Excerpt provided:
# # # #

All of lore.kernel.org
 help / color / mirror / Atom feed
From: Thanos Makatos <thanos.makatos@nutanix.com>
To: Stefan Hajnoczi <stefanha@redhat.com>, Jag Raman <jag.raman@oracle.com>
Cc: "eduardo@habkost.net" <eduardo@habkost.net>,
	"Elena Ufimtseva" <elena.ufimtseva@oracle.com>,
	"John Johnson" <john.g.johnson@oracle.com>,
	"Daniel P. Berrangé" <berrange@redhat.com>,
	"Beraldo Leal" <bleal@redhat.com>,
	"John Levon" <john.levon@nutanix.com>,
	"Markus Armbruster" <armbru@redhat.com>,
	"Michael S. Tsirkin" <mst@redhat.com>,
	"Philippe Mathieu-Daudé" <f4bug@amsat.org>,
	qemu-devel <qemu-devel@nongnu.org>,
	"Juan Quintela" <quintela@redhat.com>,
	"Marc-André Lureau" <marcandre.lureau@gmail.com>,
	"Paolo Bonzini" <pbonzini@redhat.com>,
	"Eric Blake" <eblake@redhat.com>,
	"Dr . David Alan Gilbert" <dgilbert@redhat.com>
Subject: RE: [PATCH v5 17/18] vfio-user: register handlers to facilitate migration
Date: Fri, 28 Jan 2022 14:49:15 +0000	[thread overview]
Message-ID: <DM8PR02MB80054AB856989FA5434962738B229@DM8PR02MB8005.namprd02.prod.outlook.com> (raw)

# # # #

Stated task A:
Reproduce the records word for word, starting at their first line and ending at the line that contains "194, 88, 207]".

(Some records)
# # # #

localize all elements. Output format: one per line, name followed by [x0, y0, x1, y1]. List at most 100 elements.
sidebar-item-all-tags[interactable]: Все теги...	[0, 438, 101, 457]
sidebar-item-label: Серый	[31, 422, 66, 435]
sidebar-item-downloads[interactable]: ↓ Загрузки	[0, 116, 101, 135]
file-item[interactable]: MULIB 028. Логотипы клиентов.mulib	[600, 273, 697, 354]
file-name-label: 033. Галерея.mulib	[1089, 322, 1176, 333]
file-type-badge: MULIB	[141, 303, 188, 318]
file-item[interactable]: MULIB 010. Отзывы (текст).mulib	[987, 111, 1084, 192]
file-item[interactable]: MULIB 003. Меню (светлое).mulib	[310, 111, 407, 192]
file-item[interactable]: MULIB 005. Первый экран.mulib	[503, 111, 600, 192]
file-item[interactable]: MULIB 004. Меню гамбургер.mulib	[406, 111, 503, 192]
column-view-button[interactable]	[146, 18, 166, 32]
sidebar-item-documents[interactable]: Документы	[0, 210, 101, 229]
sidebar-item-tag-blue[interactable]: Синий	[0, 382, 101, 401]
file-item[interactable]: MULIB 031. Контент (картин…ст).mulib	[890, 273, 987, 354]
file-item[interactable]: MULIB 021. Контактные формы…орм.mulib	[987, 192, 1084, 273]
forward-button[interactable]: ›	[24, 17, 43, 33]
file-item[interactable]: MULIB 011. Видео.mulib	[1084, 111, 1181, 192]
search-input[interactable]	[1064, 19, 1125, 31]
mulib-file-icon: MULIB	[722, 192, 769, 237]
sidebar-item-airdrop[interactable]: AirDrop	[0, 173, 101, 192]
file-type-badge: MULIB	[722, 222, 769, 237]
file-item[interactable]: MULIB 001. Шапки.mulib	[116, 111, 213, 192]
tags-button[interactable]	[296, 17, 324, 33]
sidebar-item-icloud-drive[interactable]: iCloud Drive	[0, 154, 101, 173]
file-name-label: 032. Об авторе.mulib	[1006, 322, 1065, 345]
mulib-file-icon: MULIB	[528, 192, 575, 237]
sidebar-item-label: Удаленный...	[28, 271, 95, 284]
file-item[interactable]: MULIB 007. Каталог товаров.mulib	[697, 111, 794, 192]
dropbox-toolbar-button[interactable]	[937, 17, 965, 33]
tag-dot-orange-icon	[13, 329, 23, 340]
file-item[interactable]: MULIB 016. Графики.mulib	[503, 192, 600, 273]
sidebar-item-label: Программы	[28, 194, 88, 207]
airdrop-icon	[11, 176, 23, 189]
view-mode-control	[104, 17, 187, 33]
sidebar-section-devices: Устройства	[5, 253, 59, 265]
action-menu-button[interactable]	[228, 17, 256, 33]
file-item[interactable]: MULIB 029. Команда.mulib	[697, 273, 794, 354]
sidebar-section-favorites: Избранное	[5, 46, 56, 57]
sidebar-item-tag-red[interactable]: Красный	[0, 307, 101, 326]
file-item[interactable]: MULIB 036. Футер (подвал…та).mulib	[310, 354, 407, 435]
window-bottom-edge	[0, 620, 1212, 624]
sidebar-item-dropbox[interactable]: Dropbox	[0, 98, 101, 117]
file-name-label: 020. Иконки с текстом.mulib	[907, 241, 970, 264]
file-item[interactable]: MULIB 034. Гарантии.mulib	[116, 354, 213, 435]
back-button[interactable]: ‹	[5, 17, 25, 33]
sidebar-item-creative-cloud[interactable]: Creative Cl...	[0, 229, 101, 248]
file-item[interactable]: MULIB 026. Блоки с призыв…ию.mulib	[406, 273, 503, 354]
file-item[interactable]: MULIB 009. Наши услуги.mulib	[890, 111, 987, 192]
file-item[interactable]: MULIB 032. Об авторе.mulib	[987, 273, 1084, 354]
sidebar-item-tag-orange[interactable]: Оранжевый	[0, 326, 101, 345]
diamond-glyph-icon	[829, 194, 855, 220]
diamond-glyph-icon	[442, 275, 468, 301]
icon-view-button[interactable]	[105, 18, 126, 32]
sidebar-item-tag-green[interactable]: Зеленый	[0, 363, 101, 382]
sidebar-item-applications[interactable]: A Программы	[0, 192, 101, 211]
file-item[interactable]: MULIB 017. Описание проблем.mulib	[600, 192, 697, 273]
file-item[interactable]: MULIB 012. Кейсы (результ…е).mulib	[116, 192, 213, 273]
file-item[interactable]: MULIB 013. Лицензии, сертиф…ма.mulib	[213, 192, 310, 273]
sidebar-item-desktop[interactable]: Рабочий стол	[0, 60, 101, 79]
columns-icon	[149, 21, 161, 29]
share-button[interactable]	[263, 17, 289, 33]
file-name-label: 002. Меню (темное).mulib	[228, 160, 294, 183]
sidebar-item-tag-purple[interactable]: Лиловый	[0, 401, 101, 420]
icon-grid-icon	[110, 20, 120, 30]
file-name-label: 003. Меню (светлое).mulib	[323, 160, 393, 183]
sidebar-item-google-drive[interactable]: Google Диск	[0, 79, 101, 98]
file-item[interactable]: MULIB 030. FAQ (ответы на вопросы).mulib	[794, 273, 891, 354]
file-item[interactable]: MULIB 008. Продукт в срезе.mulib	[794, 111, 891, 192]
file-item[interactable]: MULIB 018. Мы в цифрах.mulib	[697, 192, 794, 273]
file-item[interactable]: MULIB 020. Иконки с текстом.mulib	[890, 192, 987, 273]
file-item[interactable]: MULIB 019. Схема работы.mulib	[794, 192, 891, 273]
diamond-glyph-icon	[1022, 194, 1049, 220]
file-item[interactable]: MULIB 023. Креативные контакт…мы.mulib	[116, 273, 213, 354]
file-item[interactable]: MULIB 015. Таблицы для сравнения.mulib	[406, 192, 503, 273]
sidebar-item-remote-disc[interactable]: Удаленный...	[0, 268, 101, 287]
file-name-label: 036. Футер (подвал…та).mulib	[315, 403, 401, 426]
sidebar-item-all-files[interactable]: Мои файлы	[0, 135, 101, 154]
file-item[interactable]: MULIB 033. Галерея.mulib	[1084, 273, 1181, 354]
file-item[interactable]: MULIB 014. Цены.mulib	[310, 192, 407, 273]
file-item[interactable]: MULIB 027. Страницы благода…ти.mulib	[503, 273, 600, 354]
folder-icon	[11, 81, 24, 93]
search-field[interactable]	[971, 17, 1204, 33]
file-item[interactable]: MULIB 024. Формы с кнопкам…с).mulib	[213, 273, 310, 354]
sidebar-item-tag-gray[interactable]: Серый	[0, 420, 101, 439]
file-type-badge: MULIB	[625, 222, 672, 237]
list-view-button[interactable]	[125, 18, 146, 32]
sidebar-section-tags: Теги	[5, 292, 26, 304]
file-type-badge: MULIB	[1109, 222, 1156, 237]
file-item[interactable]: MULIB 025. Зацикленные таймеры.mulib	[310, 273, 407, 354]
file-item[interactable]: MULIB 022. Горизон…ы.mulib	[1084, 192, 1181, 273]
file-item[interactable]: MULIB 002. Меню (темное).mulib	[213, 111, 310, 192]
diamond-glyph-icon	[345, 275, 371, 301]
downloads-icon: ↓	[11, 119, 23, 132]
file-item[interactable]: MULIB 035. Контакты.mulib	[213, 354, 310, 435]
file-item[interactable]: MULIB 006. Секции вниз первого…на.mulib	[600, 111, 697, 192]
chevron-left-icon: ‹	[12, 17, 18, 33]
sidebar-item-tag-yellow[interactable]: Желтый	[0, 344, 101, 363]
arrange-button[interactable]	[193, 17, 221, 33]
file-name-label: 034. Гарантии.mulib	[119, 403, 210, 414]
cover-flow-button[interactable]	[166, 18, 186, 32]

# # # #

Stated task B:
Carry on the vfio-user migration email from the point where it stops.

Output A:
localize all elements. Output format: one per line, name followed by [x0, y0, x1, y1]. List at most 100 elements.
sidebar-item-all-tags[interactable]: Все теги...	[0, 438, 101, 457]
sidebar-item-label: Серый	[31, 422, 66, 435]
sidebar-item-downloads[interactable]: ↓ Загрузки	[0, 116, 101, 135]
file-item[interactable]: MULIB 028. Логотипы клиентов.mulib	[600, 273, 697, 354]
file-name-label: 033. Галерея.mulib	[1089, 322, 1176, 333]
file-type-badge: MULIB	[141, 303, 188, 318]
file-item[interactable]: MULIB 010. Отзывы (текст).mulib	[987, 111, 1084, 192]
file-item[interactable]: MULIB 003. Меню (светлое).mulib	[310, 111, 407, 192]
file-item[interactable]: MULIB 005. Первый экран.mulib	[503, 111, 600, 192]
file-item[interactable]: MULIB 004. Меню гамбургер.mulib	[406, 111, 503, 192]
column-view-button[interactable]	[146, 18, 166, 32]
sidebar-item-documents[interactable]: Документы	[0, 210, 101, 229]
sidebar-item-tag-blue[interactable]: Синий	[0, 382, 101, 401]
file-item[interactable]: MULIB 031. Контент (картин…ст).mulib	[890, 273, 987, 354]
file-item[interactable]: MULIB 021. Контактные формы…орм.mulib	[987, 192, 1084, 273]
forward-button[interactable]: ›	[24, 17, 43, 33]
file-item[interactable]: MULIB 011. Видео.mulib	[1084, 111, 1181, 192]
search-input[interactable]	[1064, 19, 1125, 31]
mulib-file-icon: MULIB	[722, 192, 769, 237]
sidebar-item-airdrop[interactable]: AirDrop	[0, 173, 101, 192]
file-type-badge: MULIB	[722, 222, 769, 237]
file-item[interactable]: MULIB 001. Шапки.mulib	[116, 111, 213, 192]
tags-button[interactable]	[296, 17, 324, 33]
sidebar-item-icloud-drive[interactable]: iCloud Drive	[0, 154, 101, 173]
file-name-label: 032. Об авторе.mulib	[1006, 322, 1065, 345]
mulib-file-icon: MULIB	[528, 192, 575, 237]
sidebar-item-label: Удаленный...	[28, 271, 95, 284]
file-item[interactable]: MULIB 007. Каталог товаров.mulib	[697, 111, 794, 192]
dropbox-toolbar-button[interactable]	[937, 17, 965, 33]
tag-dot-orange-icon	[13, 329, 23, 340]
file-item[interactable]: MULIB 016. Графики.mulib	[503, 192, 600, 273]
sidebar-item-label: Программы	[28, 194, 88, 207]

Output B:
In-Reply-To: <YfOpZmI4GM6oGhGH@stefanha-x1.localdomain>



> -----Original Message-----
> From: Stefan Hajnoczi <stefanha@redhat.com>
> Sent: 28 January 2022 08:29
> To: Jag Raman <jag.raman@oracle.com>
> Cc: John Levon <john.levon@nutanix.com>; Thanos Makatos
> <thanos.makatos@nutanix.com>; qemu-devel <qemu-devel@nongnu.org>;
> Marc-André Lureau <marcandre.lureau@gmail.com>; Philippe Mathieu-Daudé
> <f4bug@amsat.org>; Paolo Bonzini <pbonzini@redhat.com>; Beraldo Leal
> <bleal@redhat.com>; Daniel P. Berrangé <berrange@redhat.com>;
> eduardo@habkost.net; Michael S. Tsirkin <mst@redhat.com>; Marcel
> Apfelbaum <marcel.apfelbaum@gmail.com>; Eric Blake <eblake@redhat.com>;
> Markus Armbruster <armbru@redhat.com>; Juan Quintela
> <quintela@redhat.com>; Dr . David Alan Gilbert <dgilbert@redhat.com>; Elena
> Ufimtseva <elena.ufimtseva@oracle.com>; John Johnson
> <john.g.johnson@oracle.com>
> Subject: Re: [PATCH v5 17/18] vfio-user: register handlers to facilitate migration
> 
> On Thu, Jan 27, 2022 at 05:04:26PM +0000, Jag Raman wrote:
> >
> >
> > > On Jan 25, 2022, at 10:48 AM, Stefan Hajnoczi <stefanha@redhat.com>
> wrote:
> > >
> > > On Wed, Jan 19, 2022 at 04:42:06PM -0500, Jagannathan Raman wrote:
> > >> +     * The client subsequetly asks the remote server for any data that
> > >
> > > subsequently
> > >
> > >> +static void vfu_mig_state_running(vfu_ctx_t *vfu_ctx)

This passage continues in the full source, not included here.